• **Goal**
Filter the records below for the word "with". Copy each line that holds it.
★ ★ ★ ★
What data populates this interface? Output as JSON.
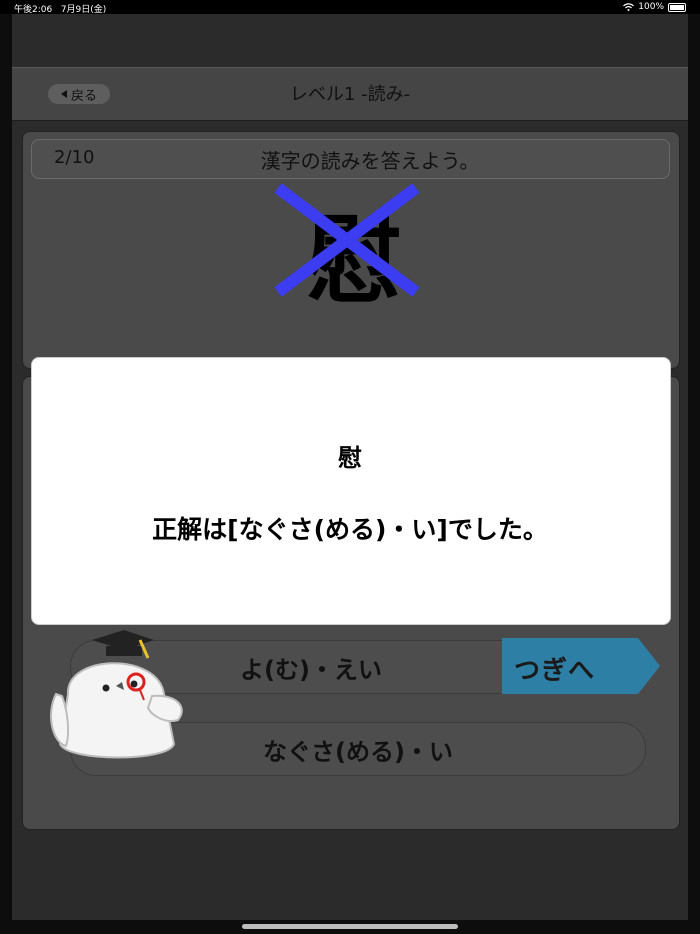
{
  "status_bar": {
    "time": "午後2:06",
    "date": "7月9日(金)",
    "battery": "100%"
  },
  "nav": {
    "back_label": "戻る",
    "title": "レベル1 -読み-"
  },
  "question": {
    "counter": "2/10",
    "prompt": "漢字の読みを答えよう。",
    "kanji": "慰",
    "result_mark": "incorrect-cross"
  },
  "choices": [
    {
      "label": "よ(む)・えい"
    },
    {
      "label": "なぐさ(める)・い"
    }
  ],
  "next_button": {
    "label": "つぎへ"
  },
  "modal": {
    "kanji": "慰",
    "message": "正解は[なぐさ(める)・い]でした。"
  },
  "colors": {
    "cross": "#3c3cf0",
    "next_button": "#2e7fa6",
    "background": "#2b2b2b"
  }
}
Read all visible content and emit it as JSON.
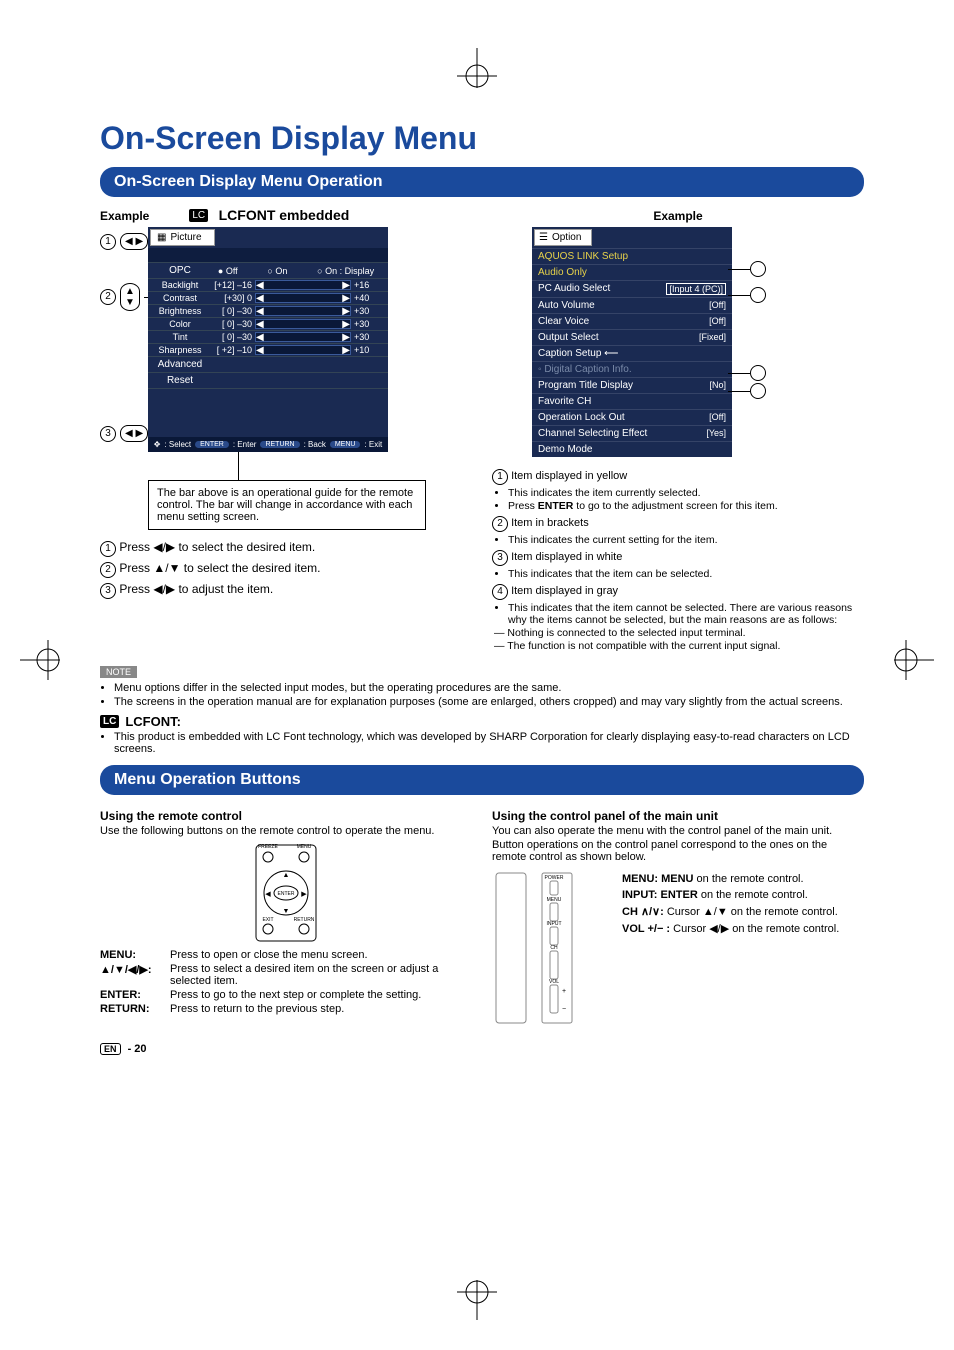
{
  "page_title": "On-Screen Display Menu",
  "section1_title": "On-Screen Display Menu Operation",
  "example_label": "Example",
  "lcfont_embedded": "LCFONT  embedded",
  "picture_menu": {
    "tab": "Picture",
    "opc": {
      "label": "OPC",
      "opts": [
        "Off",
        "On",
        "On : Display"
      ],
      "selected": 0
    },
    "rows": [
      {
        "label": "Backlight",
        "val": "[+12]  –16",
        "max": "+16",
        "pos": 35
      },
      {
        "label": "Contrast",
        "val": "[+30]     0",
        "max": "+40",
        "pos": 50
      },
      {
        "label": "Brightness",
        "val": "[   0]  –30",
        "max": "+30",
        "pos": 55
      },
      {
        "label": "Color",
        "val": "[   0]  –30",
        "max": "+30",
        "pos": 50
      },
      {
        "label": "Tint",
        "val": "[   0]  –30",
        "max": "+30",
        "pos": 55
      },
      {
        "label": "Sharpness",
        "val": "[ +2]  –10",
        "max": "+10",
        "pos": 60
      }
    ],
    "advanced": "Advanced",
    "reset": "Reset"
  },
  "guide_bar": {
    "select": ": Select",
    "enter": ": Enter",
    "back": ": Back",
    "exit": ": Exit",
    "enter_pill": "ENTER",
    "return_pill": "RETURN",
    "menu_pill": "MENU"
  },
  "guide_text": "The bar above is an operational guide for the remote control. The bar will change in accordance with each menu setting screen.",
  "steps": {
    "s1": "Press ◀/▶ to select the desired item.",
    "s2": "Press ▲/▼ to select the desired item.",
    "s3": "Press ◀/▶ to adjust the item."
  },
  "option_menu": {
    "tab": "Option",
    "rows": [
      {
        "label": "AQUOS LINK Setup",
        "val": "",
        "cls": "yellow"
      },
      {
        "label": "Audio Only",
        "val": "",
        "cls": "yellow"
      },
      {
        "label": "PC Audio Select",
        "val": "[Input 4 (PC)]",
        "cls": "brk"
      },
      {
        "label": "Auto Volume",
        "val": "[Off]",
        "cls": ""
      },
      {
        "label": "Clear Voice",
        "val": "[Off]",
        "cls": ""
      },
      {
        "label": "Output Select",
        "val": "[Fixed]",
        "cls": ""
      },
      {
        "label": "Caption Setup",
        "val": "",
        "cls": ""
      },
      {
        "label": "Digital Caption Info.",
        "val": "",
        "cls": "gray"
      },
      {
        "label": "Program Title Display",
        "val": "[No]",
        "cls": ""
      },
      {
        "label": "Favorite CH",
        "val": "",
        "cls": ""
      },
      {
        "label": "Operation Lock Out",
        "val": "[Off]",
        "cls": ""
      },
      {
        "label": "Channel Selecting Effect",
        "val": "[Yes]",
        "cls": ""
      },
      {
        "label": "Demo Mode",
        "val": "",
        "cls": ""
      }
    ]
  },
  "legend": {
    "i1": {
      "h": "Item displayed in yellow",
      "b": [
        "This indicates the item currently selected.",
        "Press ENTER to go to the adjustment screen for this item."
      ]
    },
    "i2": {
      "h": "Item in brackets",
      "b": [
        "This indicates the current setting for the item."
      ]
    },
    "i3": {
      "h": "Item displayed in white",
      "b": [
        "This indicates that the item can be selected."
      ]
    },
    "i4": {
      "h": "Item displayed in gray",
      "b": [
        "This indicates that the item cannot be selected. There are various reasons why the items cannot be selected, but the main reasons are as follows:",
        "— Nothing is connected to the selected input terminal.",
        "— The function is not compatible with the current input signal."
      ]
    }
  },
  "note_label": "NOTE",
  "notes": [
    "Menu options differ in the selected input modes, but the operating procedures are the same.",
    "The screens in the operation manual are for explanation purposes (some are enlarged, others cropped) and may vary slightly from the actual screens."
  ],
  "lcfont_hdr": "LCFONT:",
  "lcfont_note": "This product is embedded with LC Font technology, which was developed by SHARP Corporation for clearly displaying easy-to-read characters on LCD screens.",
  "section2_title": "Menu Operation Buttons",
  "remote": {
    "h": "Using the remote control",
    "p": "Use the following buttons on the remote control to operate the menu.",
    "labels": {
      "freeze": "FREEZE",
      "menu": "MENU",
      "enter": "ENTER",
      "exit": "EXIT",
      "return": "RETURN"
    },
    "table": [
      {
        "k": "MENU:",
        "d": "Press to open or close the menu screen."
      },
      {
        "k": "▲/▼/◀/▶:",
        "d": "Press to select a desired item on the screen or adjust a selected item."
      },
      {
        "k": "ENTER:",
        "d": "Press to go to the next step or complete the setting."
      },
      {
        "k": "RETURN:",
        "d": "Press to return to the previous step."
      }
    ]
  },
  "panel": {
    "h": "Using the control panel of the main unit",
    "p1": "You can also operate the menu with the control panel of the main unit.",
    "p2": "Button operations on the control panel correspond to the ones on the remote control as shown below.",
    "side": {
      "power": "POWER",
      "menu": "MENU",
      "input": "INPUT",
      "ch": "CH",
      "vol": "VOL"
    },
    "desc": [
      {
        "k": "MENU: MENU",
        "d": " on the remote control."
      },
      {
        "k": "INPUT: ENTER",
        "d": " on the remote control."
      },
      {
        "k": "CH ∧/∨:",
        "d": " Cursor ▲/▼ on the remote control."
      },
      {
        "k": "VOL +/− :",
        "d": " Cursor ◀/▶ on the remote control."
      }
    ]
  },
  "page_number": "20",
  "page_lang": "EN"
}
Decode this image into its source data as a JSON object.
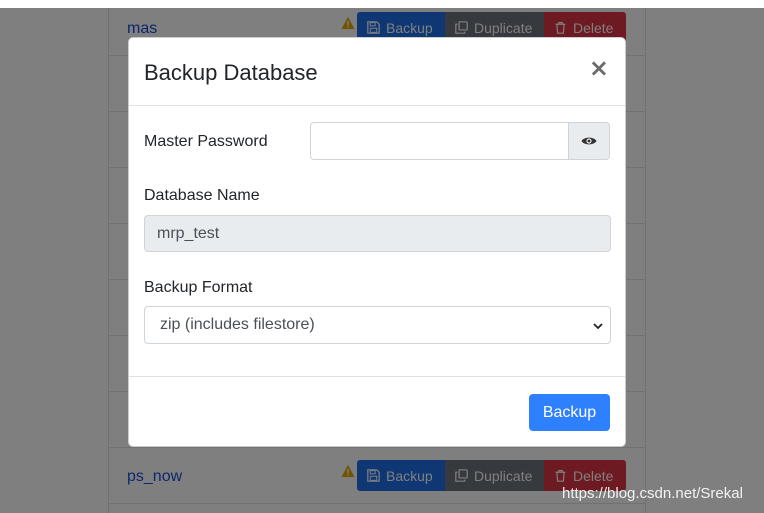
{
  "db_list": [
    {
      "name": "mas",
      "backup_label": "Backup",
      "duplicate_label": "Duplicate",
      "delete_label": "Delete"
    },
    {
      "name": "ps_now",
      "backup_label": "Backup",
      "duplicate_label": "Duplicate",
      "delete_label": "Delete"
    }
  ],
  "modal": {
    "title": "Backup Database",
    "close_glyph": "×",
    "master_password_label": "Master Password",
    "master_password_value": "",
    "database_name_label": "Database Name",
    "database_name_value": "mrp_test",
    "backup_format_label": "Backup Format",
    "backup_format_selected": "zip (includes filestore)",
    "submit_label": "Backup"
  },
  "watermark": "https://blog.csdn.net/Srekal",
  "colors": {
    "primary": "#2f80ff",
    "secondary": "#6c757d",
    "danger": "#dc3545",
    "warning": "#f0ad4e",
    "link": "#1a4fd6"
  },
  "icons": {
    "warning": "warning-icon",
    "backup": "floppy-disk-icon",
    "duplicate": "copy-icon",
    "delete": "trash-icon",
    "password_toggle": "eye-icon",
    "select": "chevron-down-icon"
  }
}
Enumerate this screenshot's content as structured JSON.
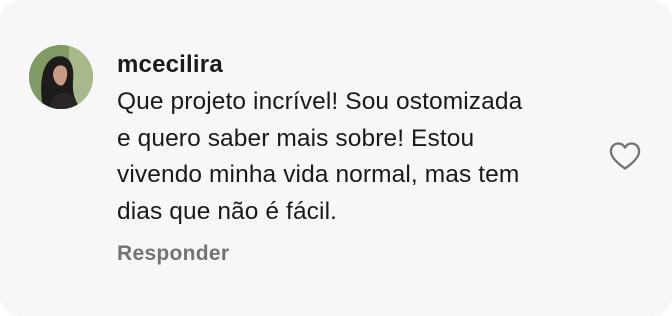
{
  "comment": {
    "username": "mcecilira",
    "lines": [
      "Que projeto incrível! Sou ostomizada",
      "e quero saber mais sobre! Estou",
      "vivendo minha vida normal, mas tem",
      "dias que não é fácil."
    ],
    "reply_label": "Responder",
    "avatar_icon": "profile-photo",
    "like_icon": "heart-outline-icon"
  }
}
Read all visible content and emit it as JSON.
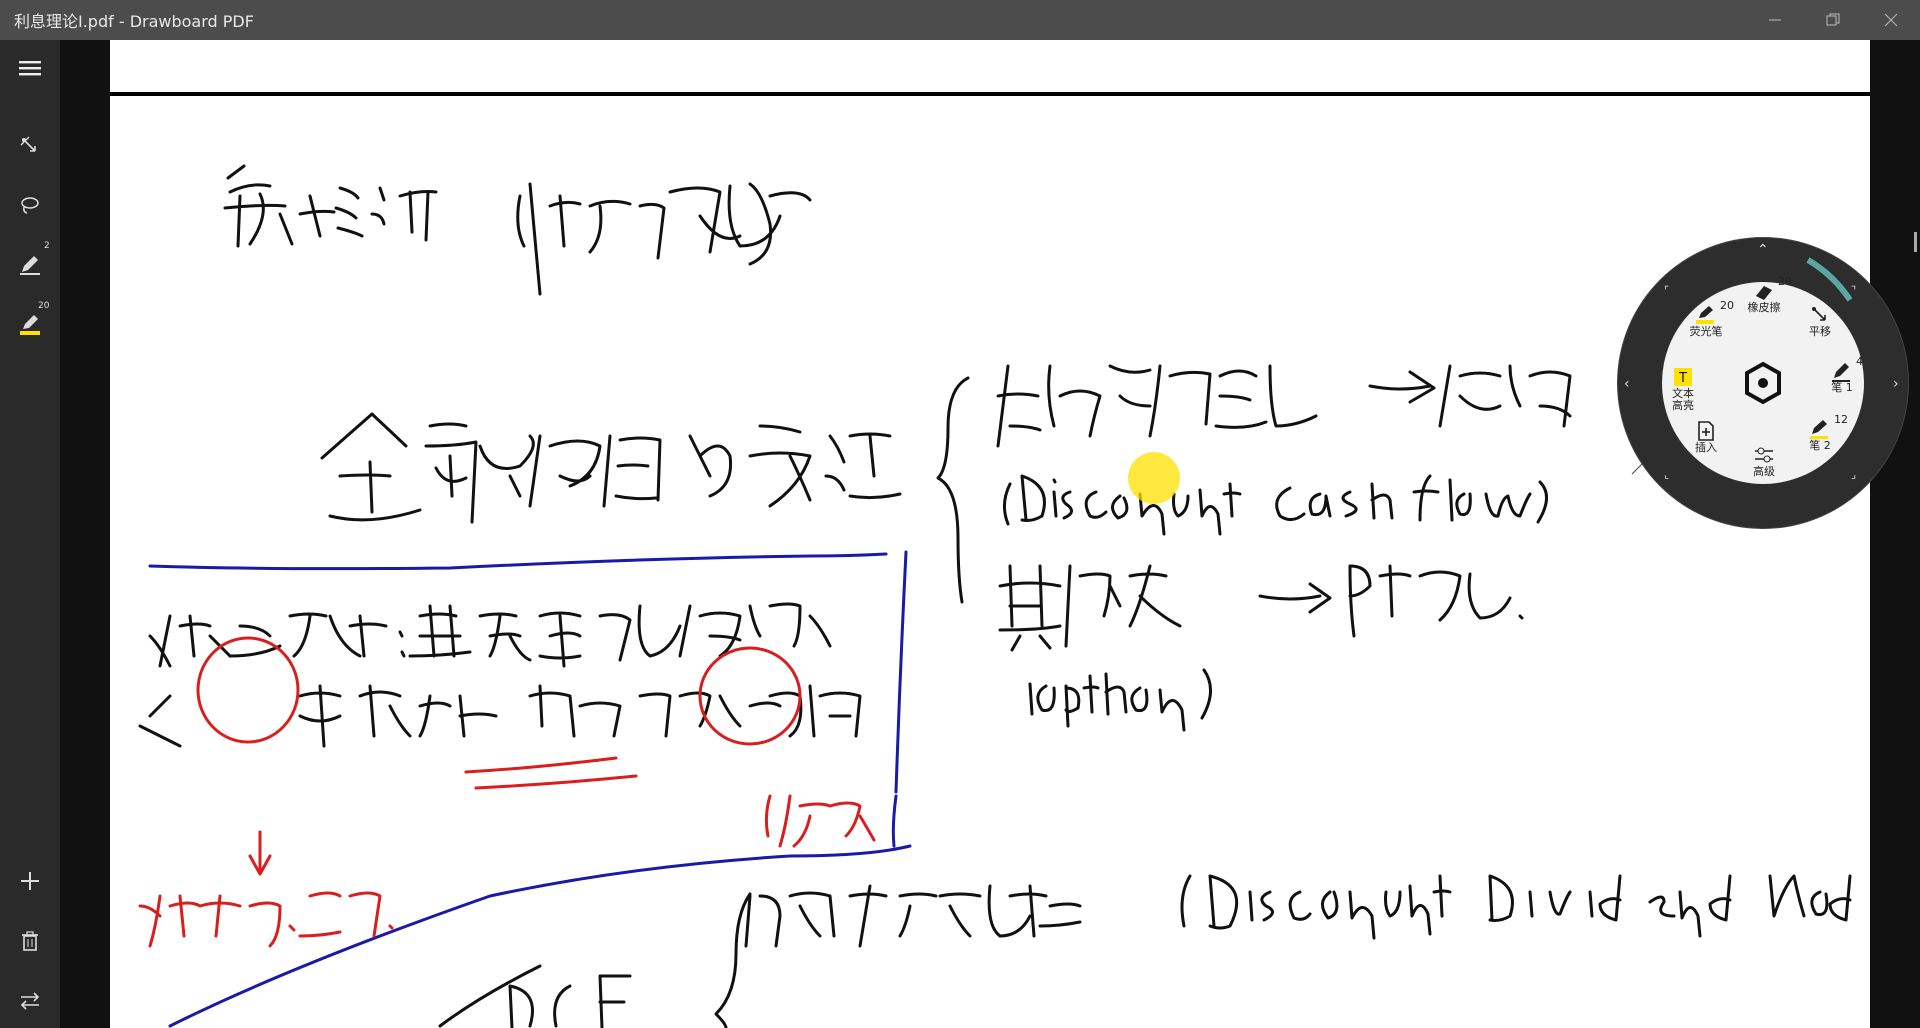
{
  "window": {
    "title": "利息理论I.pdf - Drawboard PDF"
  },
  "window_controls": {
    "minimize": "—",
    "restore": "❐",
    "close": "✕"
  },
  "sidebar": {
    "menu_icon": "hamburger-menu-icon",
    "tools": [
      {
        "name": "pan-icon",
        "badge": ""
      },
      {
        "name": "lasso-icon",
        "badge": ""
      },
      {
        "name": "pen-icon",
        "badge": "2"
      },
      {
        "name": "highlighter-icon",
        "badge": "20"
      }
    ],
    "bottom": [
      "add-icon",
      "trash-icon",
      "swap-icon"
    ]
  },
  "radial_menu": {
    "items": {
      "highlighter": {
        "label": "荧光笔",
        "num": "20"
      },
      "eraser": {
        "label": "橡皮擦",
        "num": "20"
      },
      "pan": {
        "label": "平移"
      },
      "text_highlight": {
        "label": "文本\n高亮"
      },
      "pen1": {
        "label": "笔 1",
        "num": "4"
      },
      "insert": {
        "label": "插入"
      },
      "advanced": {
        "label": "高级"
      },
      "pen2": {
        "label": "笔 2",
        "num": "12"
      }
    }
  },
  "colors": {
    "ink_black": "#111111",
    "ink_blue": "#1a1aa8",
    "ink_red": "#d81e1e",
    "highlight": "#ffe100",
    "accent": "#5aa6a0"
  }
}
★ ★ ★ ★
• **In response**
  "guide_text": "The bar above is an operational guide for the remote control. The bar will change in accordance with each menu setting screen.",
        "— The function is not compatible with the current input signal."
  "lcfont_note": "This product is embedded with LC Font technology, which was developed by SHARP Corporation for clearly displaying easy-to-read characters on LCD screens.",
    "p1": "You can also operate the menu with the control panel of the main unit.",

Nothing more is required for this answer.